Challenge: Collect each line holding the string "threshold".

Provided material:
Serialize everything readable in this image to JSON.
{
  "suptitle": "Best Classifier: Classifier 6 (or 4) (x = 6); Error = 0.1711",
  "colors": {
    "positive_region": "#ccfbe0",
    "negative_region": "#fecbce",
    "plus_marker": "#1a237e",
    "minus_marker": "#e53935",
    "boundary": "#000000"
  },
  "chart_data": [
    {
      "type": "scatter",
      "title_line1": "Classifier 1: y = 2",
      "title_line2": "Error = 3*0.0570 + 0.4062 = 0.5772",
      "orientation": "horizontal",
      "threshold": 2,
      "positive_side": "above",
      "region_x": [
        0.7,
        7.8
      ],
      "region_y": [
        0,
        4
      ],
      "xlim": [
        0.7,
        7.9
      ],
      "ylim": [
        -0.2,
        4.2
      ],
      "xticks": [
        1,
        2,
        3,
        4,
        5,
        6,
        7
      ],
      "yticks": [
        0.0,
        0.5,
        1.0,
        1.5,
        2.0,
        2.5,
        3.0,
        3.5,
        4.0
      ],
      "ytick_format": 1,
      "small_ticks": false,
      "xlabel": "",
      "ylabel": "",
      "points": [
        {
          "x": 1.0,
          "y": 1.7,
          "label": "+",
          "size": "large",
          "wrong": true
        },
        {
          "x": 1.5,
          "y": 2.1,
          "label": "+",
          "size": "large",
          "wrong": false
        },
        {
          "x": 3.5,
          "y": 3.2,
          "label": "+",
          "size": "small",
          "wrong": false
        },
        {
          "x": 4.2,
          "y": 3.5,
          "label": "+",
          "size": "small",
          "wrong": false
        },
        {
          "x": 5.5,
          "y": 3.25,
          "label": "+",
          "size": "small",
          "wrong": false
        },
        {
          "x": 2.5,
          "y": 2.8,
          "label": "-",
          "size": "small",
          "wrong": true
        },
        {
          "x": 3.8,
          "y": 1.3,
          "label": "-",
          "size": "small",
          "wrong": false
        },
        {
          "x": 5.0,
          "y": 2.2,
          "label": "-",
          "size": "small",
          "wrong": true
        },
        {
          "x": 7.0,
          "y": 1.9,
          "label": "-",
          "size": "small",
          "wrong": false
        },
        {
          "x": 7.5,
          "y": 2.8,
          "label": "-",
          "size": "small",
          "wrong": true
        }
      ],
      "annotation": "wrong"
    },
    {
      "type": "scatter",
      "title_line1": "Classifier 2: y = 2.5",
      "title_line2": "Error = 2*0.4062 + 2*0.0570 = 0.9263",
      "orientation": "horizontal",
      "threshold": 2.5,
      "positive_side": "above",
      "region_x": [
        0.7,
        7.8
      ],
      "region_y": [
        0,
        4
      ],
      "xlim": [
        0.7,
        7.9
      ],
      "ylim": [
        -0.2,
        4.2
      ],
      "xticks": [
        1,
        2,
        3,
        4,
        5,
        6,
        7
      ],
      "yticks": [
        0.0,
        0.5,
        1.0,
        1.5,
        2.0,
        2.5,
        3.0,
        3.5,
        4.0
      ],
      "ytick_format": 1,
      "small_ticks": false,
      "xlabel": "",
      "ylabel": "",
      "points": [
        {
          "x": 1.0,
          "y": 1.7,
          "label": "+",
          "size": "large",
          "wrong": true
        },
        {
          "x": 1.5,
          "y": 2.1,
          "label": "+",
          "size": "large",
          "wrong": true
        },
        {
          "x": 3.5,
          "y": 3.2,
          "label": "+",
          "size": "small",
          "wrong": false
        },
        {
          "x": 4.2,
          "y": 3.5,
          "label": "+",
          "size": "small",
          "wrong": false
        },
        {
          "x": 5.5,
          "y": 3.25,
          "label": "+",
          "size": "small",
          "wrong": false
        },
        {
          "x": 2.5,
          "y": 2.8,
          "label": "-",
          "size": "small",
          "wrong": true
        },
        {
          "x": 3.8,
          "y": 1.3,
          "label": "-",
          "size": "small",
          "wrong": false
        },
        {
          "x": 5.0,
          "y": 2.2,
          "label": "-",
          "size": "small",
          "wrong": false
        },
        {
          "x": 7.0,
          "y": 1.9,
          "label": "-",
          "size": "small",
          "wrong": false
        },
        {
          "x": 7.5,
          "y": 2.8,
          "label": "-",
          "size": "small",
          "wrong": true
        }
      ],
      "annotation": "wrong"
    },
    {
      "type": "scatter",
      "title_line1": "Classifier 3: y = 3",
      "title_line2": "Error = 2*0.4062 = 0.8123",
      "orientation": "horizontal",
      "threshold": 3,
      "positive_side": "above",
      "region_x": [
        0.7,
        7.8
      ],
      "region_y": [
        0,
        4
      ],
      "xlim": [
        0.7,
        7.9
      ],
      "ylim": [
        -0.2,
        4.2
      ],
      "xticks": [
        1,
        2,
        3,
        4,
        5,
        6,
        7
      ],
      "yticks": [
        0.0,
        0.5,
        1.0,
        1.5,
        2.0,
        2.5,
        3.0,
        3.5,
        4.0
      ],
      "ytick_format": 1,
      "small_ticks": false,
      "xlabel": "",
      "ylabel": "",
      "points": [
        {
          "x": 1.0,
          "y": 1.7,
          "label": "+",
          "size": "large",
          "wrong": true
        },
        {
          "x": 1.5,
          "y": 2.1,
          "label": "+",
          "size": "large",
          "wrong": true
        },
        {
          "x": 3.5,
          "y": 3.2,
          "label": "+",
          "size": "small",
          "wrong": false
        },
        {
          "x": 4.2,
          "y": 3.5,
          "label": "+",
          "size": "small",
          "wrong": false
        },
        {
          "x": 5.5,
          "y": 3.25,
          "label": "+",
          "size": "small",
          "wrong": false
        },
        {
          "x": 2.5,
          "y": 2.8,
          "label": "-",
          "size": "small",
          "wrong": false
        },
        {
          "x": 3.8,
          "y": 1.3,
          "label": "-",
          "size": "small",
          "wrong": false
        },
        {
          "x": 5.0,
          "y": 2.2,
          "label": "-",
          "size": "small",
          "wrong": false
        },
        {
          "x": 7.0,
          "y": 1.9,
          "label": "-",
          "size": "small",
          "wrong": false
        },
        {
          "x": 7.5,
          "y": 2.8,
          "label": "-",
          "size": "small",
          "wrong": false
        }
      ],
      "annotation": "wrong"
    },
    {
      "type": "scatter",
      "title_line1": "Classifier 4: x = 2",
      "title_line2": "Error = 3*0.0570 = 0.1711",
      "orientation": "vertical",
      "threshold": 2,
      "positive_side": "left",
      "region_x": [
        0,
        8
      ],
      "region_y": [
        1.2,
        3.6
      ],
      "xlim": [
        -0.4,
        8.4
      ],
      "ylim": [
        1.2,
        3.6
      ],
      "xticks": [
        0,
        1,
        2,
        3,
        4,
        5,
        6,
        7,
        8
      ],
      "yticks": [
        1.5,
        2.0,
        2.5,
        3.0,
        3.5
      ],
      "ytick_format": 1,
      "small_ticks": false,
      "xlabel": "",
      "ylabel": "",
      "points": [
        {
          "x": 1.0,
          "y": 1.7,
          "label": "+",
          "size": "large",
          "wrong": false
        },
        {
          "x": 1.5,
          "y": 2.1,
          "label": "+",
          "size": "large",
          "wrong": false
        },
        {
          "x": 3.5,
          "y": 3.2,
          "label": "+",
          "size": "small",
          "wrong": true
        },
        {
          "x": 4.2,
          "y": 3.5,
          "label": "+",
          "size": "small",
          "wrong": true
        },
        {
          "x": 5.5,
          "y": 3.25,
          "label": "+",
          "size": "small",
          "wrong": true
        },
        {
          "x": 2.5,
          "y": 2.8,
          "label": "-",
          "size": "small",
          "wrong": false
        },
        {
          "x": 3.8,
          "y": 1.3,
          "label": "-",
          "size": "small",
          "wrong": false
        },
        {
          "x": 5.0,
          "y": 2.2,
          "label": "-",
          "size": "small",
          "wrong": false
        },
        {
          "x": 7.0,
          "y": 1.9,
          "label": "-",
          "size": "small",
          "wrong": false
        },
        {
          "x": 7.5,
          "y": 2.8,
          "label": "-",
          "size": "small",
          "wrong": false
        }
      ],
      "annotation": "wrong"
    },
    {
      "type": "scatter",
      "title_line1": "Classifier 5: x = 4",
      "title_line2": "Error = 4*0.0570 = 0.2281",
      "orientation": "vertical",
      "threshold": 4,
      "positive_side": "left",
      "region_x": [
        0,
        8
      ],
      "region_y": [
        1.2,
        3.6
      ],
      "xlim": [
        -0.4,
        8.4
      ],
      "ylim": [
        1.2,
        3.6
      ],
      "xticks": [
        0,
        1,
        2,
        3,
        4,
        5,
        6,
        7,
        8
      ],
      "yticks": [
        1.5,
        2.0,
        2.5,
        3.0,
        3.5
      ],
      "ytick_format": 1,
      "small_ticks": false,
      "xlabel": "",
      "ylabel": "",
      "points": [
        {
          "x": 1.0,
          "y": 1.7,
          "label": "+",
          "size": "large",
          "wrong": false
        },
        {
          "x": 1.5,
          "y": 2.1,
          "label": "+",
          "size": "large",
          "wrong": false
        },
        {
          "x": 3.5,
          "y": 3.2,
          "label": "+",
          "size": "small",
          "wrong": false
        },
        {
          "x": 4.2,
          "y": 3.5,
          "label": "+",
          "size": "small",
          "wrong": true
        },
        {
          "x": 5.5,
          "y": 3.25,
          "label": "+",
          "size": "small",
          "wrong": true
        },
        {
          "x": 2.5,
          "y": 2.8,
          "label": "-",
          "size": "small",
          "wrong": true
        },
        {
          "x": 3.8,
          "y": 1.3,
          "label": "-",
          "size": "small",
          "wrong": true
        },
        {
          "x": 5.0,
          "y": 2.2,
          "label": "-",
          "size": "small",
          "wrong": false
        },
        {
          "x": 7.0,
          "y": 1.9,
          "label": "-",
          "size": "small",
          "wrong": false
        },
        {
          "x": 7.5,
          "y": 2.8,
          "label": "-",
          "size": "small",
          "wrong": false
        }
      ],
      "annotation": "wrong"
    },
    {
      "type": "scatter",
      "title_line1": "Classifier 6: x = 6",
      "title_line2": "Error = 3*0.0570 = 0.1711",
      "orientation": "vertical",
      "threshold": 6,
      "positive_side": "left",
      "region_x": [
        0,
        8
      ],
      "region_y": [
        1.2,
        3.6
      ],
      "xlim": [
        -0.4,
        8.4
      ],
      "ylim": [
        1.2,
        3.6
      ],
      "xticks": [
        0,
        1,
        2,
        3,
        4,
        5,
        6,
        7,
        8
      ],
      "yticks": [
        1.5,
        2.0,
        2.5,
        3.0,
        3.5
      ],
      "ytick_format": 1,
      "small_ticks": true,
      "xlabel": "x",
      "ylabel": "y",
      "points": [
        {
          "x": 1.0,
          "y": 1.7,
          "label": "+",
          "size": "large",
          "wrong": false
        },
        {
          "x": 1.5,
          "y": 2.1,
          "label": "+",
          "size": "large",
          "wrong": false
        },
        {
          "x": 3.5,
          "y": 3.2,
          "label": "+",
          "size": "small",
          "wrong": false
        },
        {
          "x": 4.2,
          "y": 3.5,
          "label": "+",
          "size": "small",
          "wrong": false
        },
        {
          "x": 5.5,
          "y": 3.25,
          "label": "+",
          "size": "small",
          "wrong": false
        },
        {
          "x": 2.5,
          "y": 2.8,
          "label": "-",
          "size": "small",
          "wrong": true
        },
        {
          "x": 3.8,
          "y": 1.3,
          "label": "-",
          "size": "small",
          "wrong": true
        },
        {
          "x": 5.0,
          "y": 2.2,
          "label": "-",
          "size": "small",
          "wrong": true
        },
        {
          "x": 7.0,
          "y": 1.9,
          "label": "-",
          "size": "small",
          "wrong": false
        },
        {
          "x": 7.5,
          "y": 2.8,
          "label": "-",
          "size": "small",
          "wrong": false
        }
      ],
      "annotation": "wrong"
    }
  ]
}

Task response:
      "threshold": 2,
      "threshold": 2.5,
      "threshold": 3,
      "threshold": 2,
      "threshold": 4,
      "threshold": 6,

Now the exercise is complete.